WORK TO BE COMPLETED: Find the lines that hold "Useless". Report only how many there are.

PROVIDED INFORMATION:
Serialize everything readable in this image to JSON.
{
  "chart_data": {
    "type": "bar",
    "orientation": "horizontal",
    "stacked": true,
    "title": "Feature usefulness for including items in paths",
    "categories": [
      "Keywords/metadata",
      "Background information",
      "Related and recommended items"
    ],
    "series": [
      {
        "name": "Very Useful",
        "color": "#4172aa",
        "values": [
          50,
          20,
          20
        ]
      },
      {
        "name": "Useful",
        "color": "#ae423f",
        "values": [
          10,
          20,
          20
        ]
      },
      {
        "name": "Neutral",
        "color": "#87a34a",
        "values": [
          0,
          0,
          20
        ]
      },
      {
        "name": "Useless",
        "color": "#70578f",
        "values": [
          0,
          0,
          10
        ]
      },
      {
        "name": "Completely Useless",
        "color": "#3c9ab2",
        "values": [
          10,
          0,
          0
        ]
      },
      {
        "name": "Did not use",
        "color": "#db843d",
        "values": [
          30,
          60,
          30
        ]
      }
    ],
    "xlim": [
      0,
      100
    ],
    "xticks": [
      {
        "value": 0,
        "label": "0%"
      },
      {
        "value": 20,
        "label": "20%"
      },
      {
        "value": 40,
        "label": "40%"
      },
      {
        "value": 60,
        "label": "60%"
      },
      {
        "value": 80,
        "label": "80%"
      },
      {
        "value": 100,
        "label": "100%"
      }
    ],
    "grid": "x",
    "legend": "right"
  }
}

FULL ANSWER: 2